DATA ROWS:
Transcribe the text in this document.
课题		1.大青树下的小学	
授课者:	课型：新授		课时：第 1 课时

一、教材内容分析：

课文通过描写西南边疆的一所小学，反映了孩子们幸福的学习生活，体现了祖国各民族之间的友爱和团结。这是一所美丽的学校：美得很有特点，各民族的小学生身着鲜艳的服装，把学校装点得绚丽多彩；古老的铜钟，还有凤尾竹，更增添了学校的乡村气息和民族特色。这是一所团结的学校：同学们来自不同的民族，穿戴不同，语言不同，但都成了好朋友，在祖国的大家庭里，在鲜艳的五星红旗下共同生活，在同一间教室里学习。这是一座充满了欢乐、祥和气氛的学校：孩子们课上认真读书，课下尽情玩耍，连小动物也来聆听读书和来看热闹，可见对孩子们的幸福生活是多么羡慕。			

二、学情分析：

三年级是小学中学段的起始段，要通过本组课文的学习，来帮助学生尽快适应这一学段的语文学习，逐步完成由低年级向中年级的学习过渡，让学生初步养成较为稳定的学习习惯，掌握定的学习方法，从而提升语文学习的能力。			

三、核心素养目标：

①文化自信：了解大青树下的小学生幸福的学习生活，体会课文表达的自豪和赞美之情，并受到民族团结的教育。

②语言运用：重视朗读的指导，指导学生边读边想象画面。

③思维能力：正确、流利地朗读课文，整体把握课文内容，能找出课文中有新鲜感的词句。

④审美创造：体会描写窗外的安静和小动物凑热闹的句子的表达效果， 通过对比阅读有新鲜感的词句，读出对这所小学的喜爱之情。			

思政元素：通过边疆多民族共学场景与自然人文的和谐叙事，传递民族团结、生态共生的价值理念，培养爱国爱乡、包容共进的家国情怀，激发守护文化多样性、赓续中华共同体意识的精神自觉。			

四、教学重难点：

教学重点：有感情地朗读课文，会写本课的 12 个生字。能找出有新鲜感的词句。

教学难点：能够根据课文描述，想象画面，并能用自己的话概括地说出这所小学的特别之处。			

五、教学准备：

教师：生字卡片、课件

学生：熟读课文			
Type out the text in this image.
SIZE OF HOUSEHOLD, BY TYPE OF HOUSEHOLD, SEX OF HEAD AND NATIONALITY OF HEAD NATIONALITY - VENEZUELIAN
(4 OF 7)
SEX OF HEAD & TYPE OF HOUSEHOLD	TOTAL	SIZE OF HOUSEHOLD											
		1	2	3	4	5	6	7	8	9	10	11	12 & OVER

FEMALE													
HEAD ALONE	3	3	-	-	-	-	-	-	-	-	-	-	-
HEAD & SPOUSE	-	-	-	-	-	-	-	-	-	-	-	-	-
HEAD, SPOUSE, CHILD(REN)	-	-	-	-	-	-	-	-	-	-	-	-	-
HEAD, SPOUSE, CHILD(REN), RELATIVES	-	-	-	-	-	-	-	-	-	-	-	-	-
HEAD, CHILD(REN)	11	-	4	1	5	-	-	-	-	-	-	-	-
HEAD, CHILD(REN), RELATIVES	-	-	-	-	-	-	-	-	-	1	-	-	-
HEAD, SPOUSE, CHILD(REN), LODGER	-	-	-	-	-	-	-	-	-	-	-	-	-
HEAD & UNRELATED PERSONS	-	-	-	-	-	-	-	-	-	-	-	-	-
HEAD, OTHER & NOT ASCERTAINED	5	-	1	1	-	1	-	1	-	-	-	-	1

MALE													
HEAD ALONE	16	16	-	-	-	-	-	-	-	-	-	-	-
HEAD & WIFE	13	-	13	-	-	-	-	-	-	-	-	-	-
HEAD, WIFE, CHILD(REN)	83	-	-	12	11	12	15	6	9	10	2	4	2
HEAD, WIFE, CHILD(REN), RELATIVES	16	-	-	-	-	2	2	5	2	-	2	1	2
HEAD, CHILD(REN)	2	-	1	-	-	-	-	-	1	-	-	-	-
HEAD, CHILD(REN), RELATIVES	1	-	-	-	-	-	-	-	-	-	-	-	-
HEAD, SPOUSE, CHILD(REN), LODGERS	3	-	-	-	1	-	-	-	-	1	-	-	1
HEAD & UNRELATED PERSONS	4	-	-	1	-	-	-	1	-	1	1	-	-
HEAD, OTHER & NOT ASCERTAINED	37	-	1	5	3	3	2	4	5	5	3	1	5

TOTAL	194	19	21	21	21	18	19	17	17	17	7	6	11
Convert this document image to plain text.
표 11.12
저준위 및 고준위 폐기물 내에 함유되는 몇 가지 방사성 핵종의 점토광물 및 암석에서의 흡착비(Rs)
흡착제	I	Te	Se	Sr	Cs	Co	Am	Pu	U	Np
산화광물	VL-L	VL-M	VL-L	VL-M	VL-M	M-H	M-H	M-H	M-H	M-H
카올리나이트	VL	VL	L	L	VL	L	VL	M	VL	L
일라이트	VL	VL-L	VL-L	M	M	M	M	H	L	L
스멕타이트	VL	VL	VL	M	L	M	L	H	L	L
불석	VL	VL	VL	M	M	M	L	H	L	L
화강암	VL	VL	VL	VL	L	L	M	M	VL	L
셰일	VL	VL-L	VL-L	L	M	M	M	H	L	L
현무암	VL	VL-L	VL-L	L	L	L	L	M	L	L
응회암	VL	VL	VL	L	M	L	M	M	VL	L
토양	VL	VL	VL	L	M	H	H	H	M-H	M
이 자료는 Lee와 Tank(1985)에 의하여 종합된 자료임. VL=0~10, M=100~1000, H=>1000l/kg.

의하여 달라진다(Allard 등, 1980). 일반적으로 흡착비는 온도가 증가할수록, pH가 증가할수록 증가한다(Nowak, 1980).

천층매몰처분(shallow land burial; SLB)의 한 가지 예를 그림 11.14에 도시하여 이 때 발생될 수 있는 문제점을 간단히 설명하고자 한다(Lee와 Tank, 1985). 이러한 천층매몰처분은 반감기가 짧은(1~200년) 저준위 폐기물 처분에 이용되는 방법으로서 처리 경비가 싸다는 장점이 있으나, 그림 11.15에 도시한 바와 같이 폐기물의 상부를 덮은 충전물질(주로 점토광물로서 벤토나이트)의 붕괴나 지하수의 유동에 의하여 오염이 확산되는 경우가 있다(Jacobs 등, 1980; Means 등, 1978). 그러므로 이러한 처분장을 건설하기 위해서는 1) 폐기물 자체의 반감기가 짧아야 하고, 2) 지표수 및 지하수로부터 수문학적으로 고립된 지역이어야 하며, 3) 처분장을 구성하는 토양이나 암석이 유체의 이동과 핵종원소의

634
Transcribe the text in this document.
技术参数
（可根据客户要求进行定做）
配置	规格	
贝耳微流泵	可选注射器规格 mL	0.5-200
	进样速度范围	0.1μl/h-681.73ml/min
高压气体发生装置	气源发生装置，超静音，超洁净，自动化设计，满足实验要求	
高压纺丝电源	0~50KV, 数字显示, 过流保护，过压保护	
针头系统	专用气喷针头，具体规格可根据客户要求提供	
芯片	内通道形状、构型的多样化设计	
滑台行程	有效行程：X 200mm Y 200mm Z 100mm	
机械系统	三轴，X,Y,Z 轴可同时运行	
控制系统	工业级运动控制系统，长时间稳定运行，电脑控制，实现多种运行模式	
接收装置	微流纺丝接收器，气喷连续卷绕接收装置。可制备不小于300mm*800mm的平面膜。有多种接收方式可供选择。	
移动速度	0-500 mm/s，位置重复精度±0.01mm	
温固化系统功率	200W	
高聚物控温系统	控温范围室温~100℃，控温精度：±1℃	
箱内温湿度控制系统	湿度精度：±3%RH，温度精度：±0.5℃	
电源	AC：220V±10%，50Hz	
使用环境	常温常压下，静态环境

TASK TO CARRY OUT: Retype the entries exactly, including every line.

WORKED ANSWER:
Transcribe the text in this document.
课题		1.大青树下的小学	
授课者:	课型：新授		课时：第 1 课时

一、教材内容分析：

课文通过描写西南边疆的一所小学，反映了孩子们幸福的学习生活，体现了祖国各民族之间的友爱和团结。这是一所美丽的学校：美得很有特点，各民族的小学生身着鲜艳的服装，把学校装点得绚丽多彩；古老的铜钟，还有凤尾竹，更增添了学校的乡村气息和民族特色。这是一所团结的学校：同学们来自不同的民族，穿戴不同，语言不同，但都成了好朋友，在祖国的大家庭里，在鲜艳的五星红旗下共同生活，在同一间教室里学习。这是一座充满了欢乐、祥和气氛的学校：孩子们课上认真读书，课下尽情玩耍，连小动物也来聆听读书和来看热闹，可见对孩子们的幸福生活是多么羡慕。			

二、学情分析：

三年级是小学中学段的起始段，要通过本组课文的学习，来帮助学生尽快适应这一学段的语文学习，逐步完成由低年级向中年级的学习过渡，让学生初步养成较为稳定的学习习惯，掌握定的学习方法，从而提升语文学习的能力。			

三、核心素养目标：

①文化自信：了解大青树下的小学生幸福的学习生活，体会课文表达的自豪和赞美之情，并受到民族团结的教育。

②语言运用：重视朗读的指导，指导学生边读边想象画面。

③思维能力：正确、流利地朗读课文，整体把握课文内容，能找出课文中有新鲜感的词句。

④审美创造：体会描写窗外的安静和小动物凑热闹的句子的表达效果， 通过对比阅读有新鲜感的词句，读出对这所小学的喜爱之情。			

思政元素：通过边疆多民族共学场景与自然人文的和谐叙事，传递民族团结、生态共生的价值理念，培养爱国爱乡、包容共进的家国情怀，激发守护文化多样性、赓续中华共同体意识的精神自觉。			

四、教学重难点：

教学重点：有感情地朗读课文，会写本课的 12 个生字。能找出有新鲜感的词句。

教学难点：能够根据课文描述，想象画面，并能用自己的话概括地说出这所小学的特别之处。			

五、教学准备：

教师：生字卡片、课件

学生：熟读课文			
Type out the text in this image.
SIZE OF HOUSEHOLD, BY TYPE OF HOUSEHOLD, SEX OF HEAD AND NATIONALITY OF HEAD NATIONALITY - VENEZUELIAN
(4 OF 7)
SEX OF HEAD & TYPE OF HOUSEHOLD	TOTAL	SIZE OF HOUSEHOLD											
		1	2	3	4	5	6	7	8	9	10	11	12 & OVER

FEMALE													
HEAD ALONE	3	3	-	-	-	-	-	-	-	-	-	-	-
HEAD & SPOUSE	-	-	-	-	-	-	-	-	-	-	-	-	-
HEAD, SPOUSE, CHILD(REN)	-	-	-	-	-	-	-	-	-	-	-	-	-
HEAD, SPOUSE, CHILD(REN), RELATIVES	-	-	-	-	-	-	-	-	-	-	-	-	-
HEAD, CHILD(REN)	11	-	4	1	5	-	-	-	-	-	-	-	-
HEAD, CHILD(REN), RELATIVES	-	-	-	-	-	-	-	-	-	1	-	-	-
HEAD, SPOUSE, CHILD(REN), LODGER	-	-	-	-	-	-	-	-	-	-	-	-	-
HEAD & UNRELATED PERSONS	-	-	-	-	-	-	-	-	-	-	-	-	-
HEAD, OTHER & NOT ASCERTAINED	5	-	1	1	-	1	-	1	-	-	-	-	1

MALE													
HEAD ALONE	16	16	-	-	-	-	-	-	-	-	-	-	-
HEAD & WIFE	13	-	13	-	-	-	-	-	-	-	-	-	-
HEAD, WIFE, CHILD(REN)	83	-	-	12	11	12	15	6	9	10	2	4	2
HEAD, WIFE, CHILD(REN), RELATIVES	16	-	-	-	-	2	2	5	2	-	2	1	2
HEAD, CHILD(REN)	2	-	1	-	-	-	-	-	1	-	-	-	-
HEAD, CHILD(REN), RELATIVES	1	-	-	-	-	-	-	-	-	-	-	-	-
HEAD, SPOUSE, CHILD(REN), LODGERS	3	-	-	-	1	-	-	-	-	1	-	-	1
HEAD & UNRELATED PERSONS	4	-	-	1	-	-	-	1	-	1	1	-	-
HEAD, OTHER & NOT ASCERTAINED	37	-	1	5	3	3	2	4	5	5	3	1	5

TOTAL	194	19	21	21	21	18	19	17	17	17	7	6	11
Convert this document image to plain text.
표 11.12
저준위 및 고준위 폐기물 내에 함유되는 몇 가지 방사성 핵종의 점토광물 및 암석에서의 흡착비(Rs)
흡착제	I	Te	Se	Sr	Cs	Co	Am	Pu	U	Np
산화광물	VL-L	VL-M	VL-L	VL-M	VL-M	M-H	M-H	M-H	M-H	M-H
카올리나이트	VL	VL	L	L	VL	L	VL	M	VL	L
일라이트	VL	VL-L	VL-L	M	M	M	M	H	L	L
스멕타이트	VL	VL	VL	M	L	M	L	H	L	L
불석	VL	VL	VL	M	M	M	L	H	L	L
화강암	VL	VL	VL	VL	L	L	M	M	VL	L
셰일	VL	VL-L	VL-L	L	M	M	M	H	L	L
현무암	VL	VL-L	VL-L	L	L	L	L	M	L	L
응회암	VL	VL	VL	L	M	L	M	M	VL	L
토양	VL	VL	VL	L	M	H	H	H	M-H	M
이 자료는 Lee와 Tank(1985)에 의하여 종합된 자료임. VL=0~10, M=100~1000, H=>1000l/kg.

의하여 달라진다(Allard 등, 1980). 일반적으로 흡착비는 온도가 증가할수록, pH가 증가할수록 증가한다(Nowak, 1980).

천층매몰처분(shallow land burial; SLB)의 한 가지 예를 그림 11.14에 도시하여 이 때 발생될 수 있는 문제점을 간단히 설명하고자 한다(Lee와 Tank, 1985). 이러한 천층매몰처분은 반감기가 짧은(1~200년) 저준위 폐기물 처분에 이용되는 방법으로서 처리 경비가 싸다는 장점이 있으나, 그림 11.15에 도시한 바와 같이 폐기물의 상부를 덮은 충전물질(주로 점토광물로서 벤토나이트)의 붕괴나 지하수의 유동에 의하여 오염이 확산되는 경우가 있다(Jacobs 등, 1980; Means 등, 1978). 그러므로 이러한 처분장을 건설하기 위해서는 1) 폐기물 자체의 반감기가 짧아야 하고, 2) 지표수 및 지하수로부터 수문학적으로 고립된 지역이어야 하며, 3) 처분장을 구성하는 토양이나 암석이 유체의 이동과 핵종원소의

634
Transcribe the text in this document.
技术参数
（可根据客户要求进行定做）
配置	规格	
贝耳微流泵	可选注射器规格 mL	0.5-200
	进样速度范围	0.1μl/h-681.73ml/min
高压气体发生装置	气源发生装置，超静音，超洁净，自动化设计，满足实验要求	
高压纺丝电源	0~50KV, 数字显示, 过流保护，过压保护	
针头系统	专用气喷针头，具体规格可根据客户要求提供	
芯片	内通道形状、构型的多样化设计	
滑台行程	有效行程：X 200mm Y 200mm Z 100mm	
机械系统	三轴，X,Y,Z 轴可同时运行	
控制系统	工业级运动控制系统，长时间稳定运行，电脑控制，实现多种运行模式	
接收装置	微流纺丝接收器，气喷连续卷绕接收装置。可制备不小于300mm*800mm的平面膜。有多种接收方式可供选择。	
移动速度	0-500 mm/s，位置重复精度±0.01mm	
温固化系统功率	200W	
高聚物控温系统	控温范围室温~100℃，控温精度：±1℃	
箱内温湿度控制系统	湿度精度：±3%RH，温度精度：±0.5℃	
电源	AC：220V±10%，50Hz	
使用环境	常温常压下，静态环境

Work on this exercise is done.